* [任务要求] 更新下方全部材料，把其中每处“洗濯機置場”改为“洗濯機スペース”，其余字符一律保持原样，然后输出改后的各行。输出中略去图片。

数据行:
##############################

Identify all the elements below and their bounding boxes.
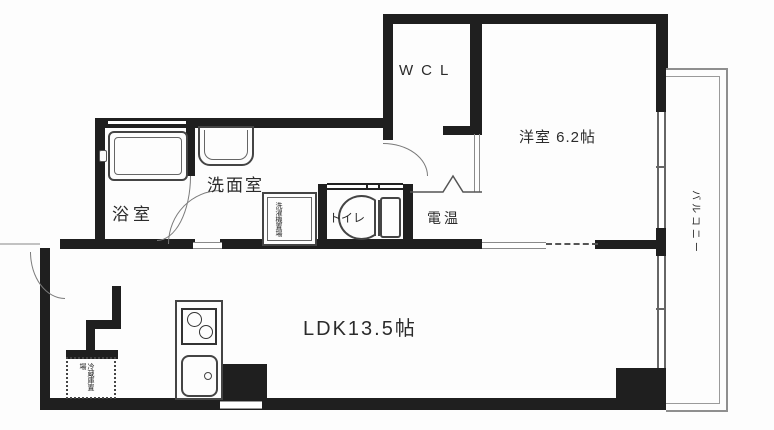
washroom-label: 洗面室	[207, 171, 264, 196]
wall-bath-left	[95, 128, 105, 248]
toilet-door-tick-2	[378, 184, 380, 189]
window-yoshitsu	[657, 112, 666, 228]
fridge-space-label: 冷蔵庫置場	[78, 363, 94, 397]
laundry-space-box: 洗濯機置場	[262, 192, 317, 246]
toilet-door-line	[327, 183, 403, 190]
wall-washroom-bottom-right	[220, 239, 482, 249]
vanity-sink-inner-line	[204, 130, 248, 160]
dashed-opening-line	[546, 243, 598, 245]
entrance-door-arc	[30, 252, 65, 299]
toilet-label: トイレ	[329, 209, 365, 226]
sliding-partition-line	[482, 242, 546, 249]
window-bathroom	[108, 121, 186, 124]
stove-icon	[181, 308, 217, 345]
vanity-sink-icon	[198, 126, 254, 166]
kitchen-sink-icon	[181, 355, 218, 397]
bottom-wall-hatch	[220, 401, 262, 409]
bathtub-icon	[108, 131, 188, 181]
toilet-tank-icon	[380, 197, 401, 238]
kitchen-faucet-icon	[204, 372, 212, 380]
wall-genkan-horizontal	[86, 320, 121, 329]
floor-plan: 洗濯機置場 冷蔵庫置場 浴室 洗面室 WCL 洋室 6.2帖 トイレ 電温 LD…	[0, 0, 774, 430]
wall-top-upper-block	[383, 14, 668, 24]
kitchen-counter-block	[222, 364, 267, 400]
balcony-label: バルコニー	[690, 183, 705, 263]
bath-tap-icon	[99, 150, 107, 162]
wall-toilet-left	[318, 184, 327, 248]
window-ldk	[657, 256, 666, 368]
fridge-space-box: 冷蔵庫置場	[66, 357, 116, 399]
ldk-label: LDK13.5帖	[303, 312, 417, 341]
wall-ldk-top-right	[595, 240, 668, 249]
wall-bottom	[40, 398, 668, 410]
laundry-space-label: 洗濯機置場	[274, 202, 282, 237]
water-heater-label: 電温	[427, 208, 461, 228]
wall-bottom-right-block	[616, 368, 668, 402]
folding-door-icon	[410, 172, 482, 196]
western-room-label: 洋室 6.2帖	[519, 126, 596, 147]
stove-burner-1	[187, 312, 202, 327]
toilet-door-tick-1	[366, 184, 368, 189]
wall-wcl-yoshitsu-divider	[470, 24, 482, 134]
bathroom-label: 浴室	[112, 200, 154, 225]
wcl-label: WCL	[399, 62, 456, 79]
stove-burner-2	[199, 325, 213, 339]
exterior-guide-line	[0, 243, 40, 245]
bathtub-inner-line	[114, 137, 182, 175]
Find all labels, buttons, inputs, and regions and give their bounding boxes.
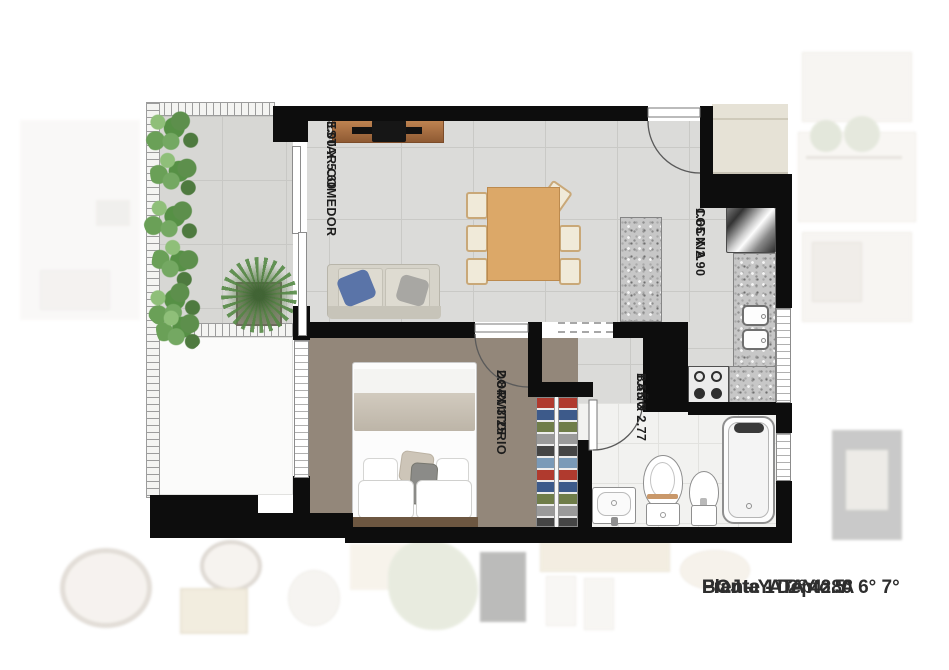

##############################

* [解答]
Identify all the elements below and their bounding boxes.
washroom-label: 洗面室	[207, 171, 264, 196]
wall-bath-left	[95, 128, 105, 248]
toilet-door-tick-2	[378, 184, 380, 189]
window-yoshitsu	[657, 112, 666, 228]
fridge-space-label: 冷蔵庫置場	[78, 363, 94, 397]
laundry-space-box: 洗濯機スペース	[262, 192, 317, 246]
toilet-door-line	[327, 183, 403, 190]
wall-washroom-bottom-right	[220, 239, 482, 249]
vanity-sink-inner-line	[204, 130, 248, 160]
dashed-opening-line	[546, 243, 598, 245]
entrance-door-arc	[30, 252, 65, 299]
toilet-label: トイレ	[329, 209, 365, 226]
sliding-partition-line	[482, 242, 546, 249]
window-bathroom	[108, 121, 186, 124]
stove-icon	[181, 308, 217, 345]
vanity-sink-icon	[198, 126, 254, 166]
kitchen-sink-icon	[181, 355, 218, 397]
bottom-wall-hatch	[220, 401, 262, 409]
bathtub-icon	[108, 131, 188, 181]
toilet-tank-icon	[380, 197, 401, 238]
kitchen-faucet-icon	[204, 372, 212, 380]
wall-genkan-horizontal	[86, 320, 121, 329]
floor-plan: 洗濯機スペース 冷蔵庫置場 浴室 洗面室 WCL 洋室 6.2帖 トイレ 電温 LD…	[0, 0, 774, 430]
wall-top-upper-block	[383, 14, 668, 24]
kitchen-counter-block	[222, 364, 267, 400]
balcony-label: バルコニー	[690, 183, 705, 263]
bath-tap-icon	[99, 150, 107, 162]
wall-toilet-left	[318, 184, 327, 248]
window-ldk	[657, 256, 666, 368]
fridge-space-box: 冷蔵庫置場	[66, 357, 116, 399]
ldk-label: LDK13.5帖	[303, 312, 417, 341]
wall-ldk-top-right	[595, 240, 668, 249]
wall-bottom	[40, 398, 668, 410]
laundry-space-label: 洗濯機スペース	[274, 202, 282, 237]
water-heater-label: 電温	[427, 208, 461, 228]
wall-bottom-right-block	[616, 368, 668, 402]
folding-door-icon	[410, 172, 482, 196]
western-room-label: 洋室 6.2帖	[519, 126, 596, 147]
stove-burner-1	[187, 312, 202, 327]
toilet-door-tick-1	[366, 184, 368, 189]
wall-wcl-yoshitsu-divider	[470, 24, 482, 134]
bathroom-label: 浴室	[112, 200, 154, 225]
wcl-label: WCL	[399, 62, 456, 79]
stove-burner-2	[199, 325, 213, 339]
exterior-guide-line	[0, 243, 40, 245]
bathtub-inner-line	[114, 137, 182, 175]
Find all labels, buttons, inputs, and regions and give their bounding boxes.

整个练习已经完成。